● **EXERCISE**:
Give every line back verbatim, dropping all images.

● **GIVEN ENTRIES**:
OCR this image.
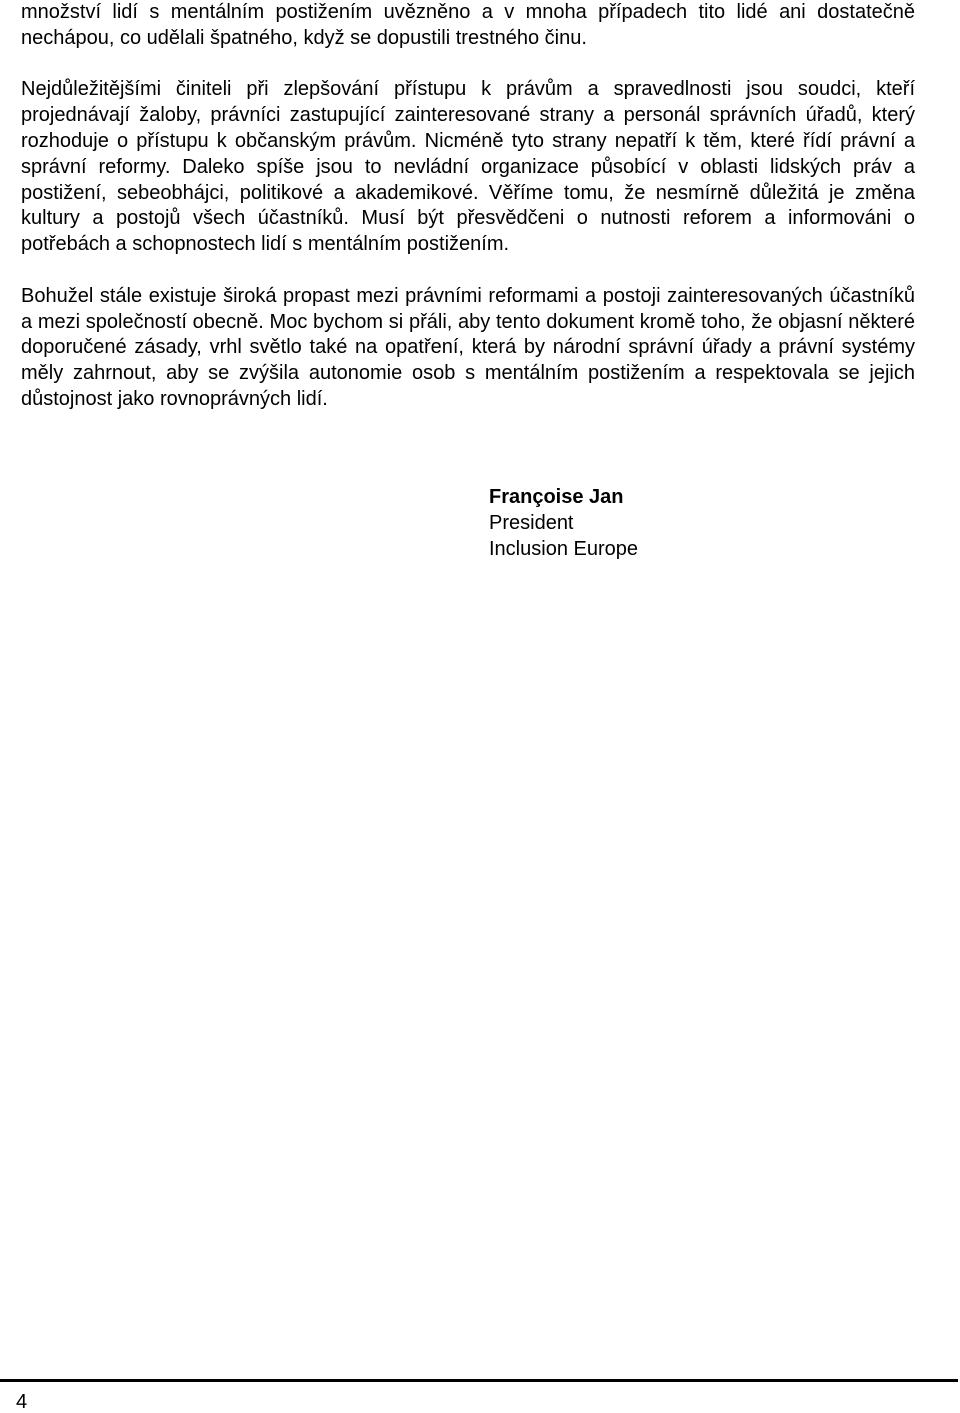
množství lidí s mentálním postižením uvězněno a v mnoha případech tito lidé ani dostatečně nechápou, co udělali špatného, když se dopustili trestného činu.

Nejdůležitějšími činiteli při zlepšování přístupu k právům a spravedlnosti jsou soudci, kteří projednávají žaloby, právníci zastupující zainteresované strany a personál správních úřadů, který rozhoduje o přístupu k občanským právům. Nicméně tyto strany nepatří k těm, které řídí právní a správní reformy. Daleko spíše jsou to nevládní organizace působící v oblasti lidských práv a postižení, sebeobhájci, politikové a akademikové. Věříme tomu, že nesmírně důležitá je změna kultury a postojů všech účastníků. Musí být přesvědčeni o nutnosti reforem a informováni o potřebách a schopnostech lidí s mentálním postižením.

Bohužel stále existuje široká propast mezi právními reformami a postoji zainteresovaných účastníků a mezi společností obecně. Moc bychom si přáli, aby tento dokument kromě toho, že objasní některé doporučené zásady, vrhl světlo také na opatření, která by národní správní úřady a právní systémy měly zahrnout, aby se zvýšila autonomie osob s mentálním postižením a respektovala se jejich důstojnost jako rovnoprávných lidí.

Françoise Jan
President
Inclusion Europe
4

● **EXERCISE OUTPUT**:
OCR this image.
množství lidí s mentálním postižením uvězněno a v mnoha případech tito lidé ani dostatečně nechápou, co udělali špatného, když se dopustili trestného činu.

Nejdůležitějšími činiteli při zlepšování přístupu k právům a spravedlnosti jsou soudci, kteří projednávají žaloby, právníci zastupující zainteresované strany a personál správních úřadů, který rozhoduje o přístupu k občanským právům. Nicméně tyto strany nepatří k těm, které řídí právní a správní reformy. Daleko spíše jsou to nevládní organizace působící v oblasti lidských práv a postižení, sebeobhájci, politikové a akademikové. Věříme tomu, že nesmírně důležitá je změna kultury a postojů všech účastníků. Musí být přesvědčeni o nutnosti reforem a informováni o potřebách a schopnostech lidí s mentálním postižením.

Bohužel stále existuje široká propast mezi právními reformami a postoji zainteresovaných účastníků a mezi společností obecně. Moc bychom si přáli, aby tento dokument kromě toho, že objasní některé doporučené zásady, vrhl světlo také na opatření, která by národní správní úřady a právní systémy měly zahrnout, aby se zvýšila autonomie osob s mentálním postižením a respektovala se jejich důstojnost jako rovnoprávných lidí.

Françoise Jan
President
Inclusion Europe
4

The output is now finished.